Exercise requirements. Without the pictures, repeat the listing character for character.

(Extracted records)

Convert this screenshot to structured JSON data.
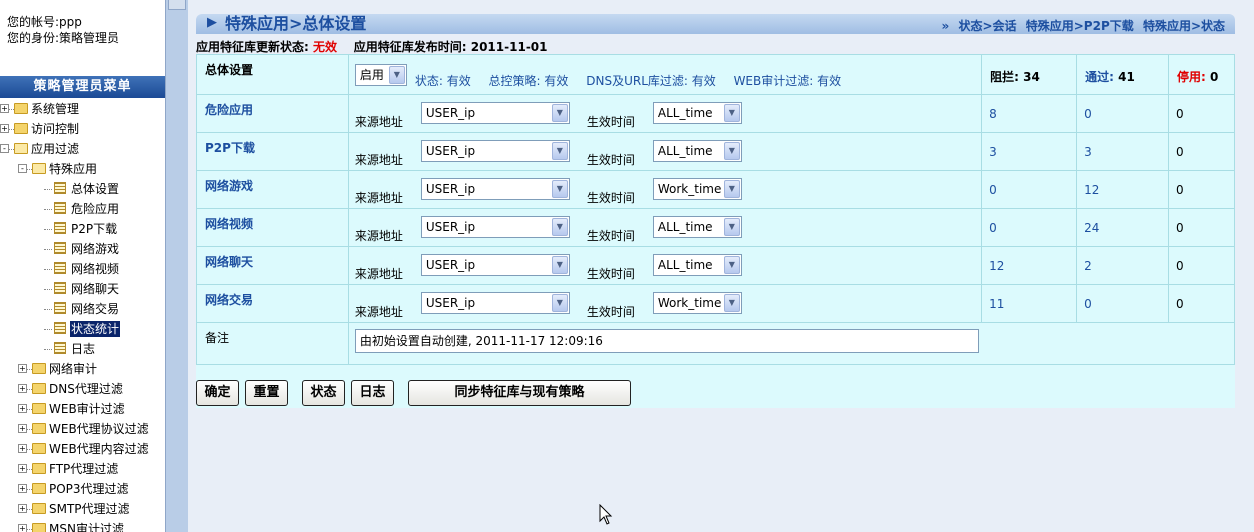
{
  "sidebar": {
    "account_label": "您的帐号:",
    "account": "ppp",
    "role_label": "您的身份:",
    "role": "策略管理员",
    "menu_title": "策略管理员菜单",
    "tree": [
      {
        "label": "系统管理",
        "level": 0,
        "expander": "+",
        "icon": "folder-icon"
      },
      {
        "label": "访问控制",
        "level": 0,
        "expander": "+",
        "icon": "folder-icon"
      },
      {
        "label": "应用过滤",
        "level": 0,
        "expander": "-",
        "icon": "folder-open-icon"
      },
      {
        "label": "特殊应用",
        "level": 1,
        "expander": "-",
        "icon": "folder-open-icon"
      },
      {
        "label": "总体设置",
        "level": 2,
        "icon": "page-icon"
      },
      {
        "label": "危险应用",
        "level": 2,
        "icon": "page-icon"
      },
      {
        "label": "P2P下载",
        "level": 2,
        "icon": "page-icon"
      },
      {
        "label": "网络游戏",
        "level": 2,
        "icon": "page-icon"
      },
      {
        "label": "网络视频",
        "level": 2,
        "icon": "page-icon"
      },
      {
        "label": "网络聊天",
        "level": 2,
        "icon": "page-icon"
      },
      {
        "label": "网络交易",
        "level": 2,
        "icon": "page-icon"
      },
      {
        "label": "状态统计",
        "level": 2,
        "icon": "page-icon",
        "selected": true
      },
      {
        "label": "日志",
        "level": 2,
        "icon": "page-icon"
      },
      {
        "label": "网络审计",
        "level": 1,
        "expander": "+",
        "icon": "folder-icon"
      },
      {
        "label": "DNS代理过滤",
        "level": 1,
        "expander": "+",
        "icon": "folder-icon"
      },
      {
        "label": "WEB审计过滤",
        "level": 1,
        "expander": "+",
        "icon": "folder-icon"
      },
      {
        "label": "WEB代理协议过滤",
        "level": 1,
        "expander": "+",
        "icon": "folder-icon"
      },
      {
        "label": "WEB代理内容过滤",
        "level": 1,
        "expander": "+",
        "icon": "folder-icon"
      },
      {
        "label": "FTP代理过滤",
        "level": 1,
        "expander": "+",
        "icon": "folder-icon"
      },
      {
        "label": "POP3代理过滤",
        "level": 1,
        "expander": "+",
        "icon": "folder-icon"
      },
      {
        "label": "SMTP代理过滤",
        "level": 1,
        "expander": "+",
        "icon": "folder-icon"
      },
      {
        "label": "MSN审计过滤",
        "level": 1,
        "expander": "+",
        "icon": "folder-icon"
      }
    ]
  },
  "header": {
    "title": "特殊应用>总体设置",
    "crumb_prefix": "»",
    "crumbs": [
      "状态>会话",
      "特殊应用>P2P下载",
      "特殊应用>状态"
    ]
  },
  "status": {
    "update_label": "应用特征库更新状态:",
    "update_value": "无效",
    "publish_label": "应用特征库发布时间:",
    "publish_value": "2011-11-01"
  },
  "overall": {
    "label": "总体设置",
    "enable_value": "启用",
    "info": [
      "状态: 有效",
      "总控策略: 有效",
      "DNS及URL库过滤: 有效",
      "WEB审计过滤: 有效"
    ],
    "blocked_label": "阻拦:",
    "blocked": "34",
    "passed_label": "通过:",
    "passed": "41",
    "disabled_label": "停用:",
    "disabled": "0"
  },
  "labels": {
    "source": "来源地址",
    "time": "生效时间",
    "note": "备注"
  },
  "rows": [
    {
      "name": "危险应用",
      "source": "USER_ip",
      "time": "ALL_time",
      "blocked": "8",
      "passed": "0",
      "disabled": "0"
    },
    {
      "name": "P2P下载",
      "source": "USER_ip",
      "time": "ALL_time",
      "blocked": "3",
      "passed": "3",
      "disabled": "0"
    },
    {
      "name": "网络游戏",
      "source": "USER_ip",
      "time": "Work_time",
      "blocked": "0",
      "passed": "12",
      "disabled": "0"
    },
    {
      "name": "网络视频",
      "source": "USER_ip",
      "time": "ALL_time",
      "blocked": "0",
      "passed": "24",
      "disabled": "0"
    },
    {
      "name": "网络聊天",
      "source": "USER_ip",
      "time": "ALL_time",
      "blocked": "12",
      "passed": "2",
      "disabled": "0"
    },
    {
      "name": "网络交易",
      "source": "USER_ip",
      "time": "Work_time",
      "blocked": "11",
      "passed": "0",
      "disabled": "0"
    }
  ],
  "note_value": "由初始设置自动创建, 2011-11-17 12:09:16",
  "buttons": {
    "confirm": "确定",
    "reset": "重置",
    "status": "状态",
    "log": "日志",
    "sync": "同步特征库与现有策略"
  }
}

Task solution.
Convert this screenshot to structured JSON data.
{
  "sidebar": {
    "account_label": "您的帐号:",
    "account": "ppp",
    "role_label": "您的身份:",
    "role": "策略管理员",
    "menu_title": "策略管理员菜单",
    "tree": [
      {
        "label": "系统管理",
        "level": 0,
        "expander": "+",
        "icon": "folder-icon"
      },
      {
        "label": "访问控制",
        "level": 0,
        "expander": "+",
        "icon": "folder-icon"
      },
      {
        "label": "应用过滤",
        "level": 0,
        "expander": "-",
        "icon": "folder-open-icon"
      },
      {
        "label": "特殊应用",
        "level": 1,
        "expander": "-",
        "icon": "folder-open-icon"
      },
      {
        "label": "总体设置",
        "level": 2,
        "icon": "page-icon"
      },
      {
        "label": "危险应用",
        "level": 2,
        "icon": "page-icon"
      },
      {
        "label": "P2P下载",
        "level": 2,
        "icon": "page-icon"
      },
      {
        "label": "网络游戏",
        "level": 2,
        "icon": "page-icon"
      },
      {
        "label": "网络视频",
        "level": 2,
        "icon": "page-icon"
      },
      {
        "label": "网络聊天",
        "level": 2,
        "icon": "page-icon"
      },
      {
        "label": "网络交易",
        "level": 2,
        "icon": "page-icon"
      },
      {
        "label": "状态统计",
        "level": 2,
        "icon": "page-icon",
        "selected": true
      },
      {
        "label": "日志",
        "level": 2,
        "icon": "page-icon"
      },
      {
        "label": "网络审计",
        "level": 1,
        "expander": "+",
        "icon": "folder-icon"
      },
      {
        "label": "DNS代理过滤",
        "level": 1,
        "expander": "+",
        "icon": "folder-icon"
      },
      {
        "label": "WEB审计过滤",
        "level": 1,
        "expander": "+",
        "icon": "folder-icon"
      },
      {
        "label": "WEB代理协议过滤",
        "level": 1,
        "expander": "+",
        "icon": "folder-icon"
      },
      {
        "label": "WEB代理内容过滤",
        "level": 1,
        "expander": "+",
        "icon": "folder-icon"
      },
      {
        "label": "FTP代理过滤",
        "level": 1,
        "expander": "+",
        "icon": "folder-icon"
      },
      {
        "label": "POP3代理过滤",
        "level": 1,
        "expander": "+",
        "icon": "folder-icon"
      },
      {
        "label": "SMTP代理过滤",
        "level": 1,
        "expander": "+",
        "icon": "folder-icon"
      },
      {
        "label": "MSN审计过滤",
        "level": 1,
        "expander": "+",
        "icon": "folder-icon"
      }
    ]
  },
  "header": {
    "title": "特殊应用>总体设置",
    "crumb_prefix": "»",
    "crumbs": [
      "状态>会话",
      "特殊应用>P2P下载",
      "特殊应用>状态"
    ]
  },
  "status": {
    "update_label": "应用特征库更新状态:",
    "update_value": "无效",
    "publish_label": "应用特征库发布时间:",
    "publish_value": "2011-11-01"
  },
  "overall": {
    "label": "总体设置",
    "enable_value": "启用",
    "info": [
      "状态: 有效",
      "总控策略: 有效",
      "DNS及URL库过滤: 有效",
      "WEB审计过滤: 有效"
    ],
    "blocked_label": "阻拦:",
    "blocked": "34",
    "passed_label": "通过:",
    "passed": "41",
    "disabled_label": "停用:",
    "disabled": "0"
  },
  "labels": {
    "source": "来源地址",
    "time": "生效时间",
    "note": "备注"
  },
  "rows": [
    {
      "name": "危险应用",
      "source": "USER_ip",
      "time": "ALL_time",
      "blocked": "8",
      "passed": "0",
      "disabled": "0"
    },
    {
      "name": "P2P下载",
      "source": "USER_ip",
      "time": "ALL_time",
      "blocked": "3",
      "passed": "3",
      "disabled": "0"
    },
    {
      "name": "网络游戏",
      "source": "USER_ip",
      "time": "Work_time",
      "blocked": "0",
      "passed": "12",
      "disabled": "0"
    },
    {
      "name": "网络视频",
      "source": "USER_ip",
      "time": "ALL_time",
      "blocked": "0",
      "passed": "24",
      "disabled": "0"
    },
    {
      "name": "网络聊天",
      "source": "USER_ip",
      "time": "ALL_time",
      "blocked": "12",
      "passed": "2",
      "disabled": "0"
    },
    {
      "name": "网络交易",
      "source": "USER_ip",
      "time": "Work_time",
      "blocked": "11",
      "passed": "0",
      "disabled": "0"
    }
  ],
  "note_value": "由初始设置自动创建, 2011-11-17 12:09:16",
  "buttons": {
    "confirm": "确定",
    "reset": "重置",
    "status": "状态",
    "log": "日志",
    "sync": "同步特征库与现有策略"
  }
}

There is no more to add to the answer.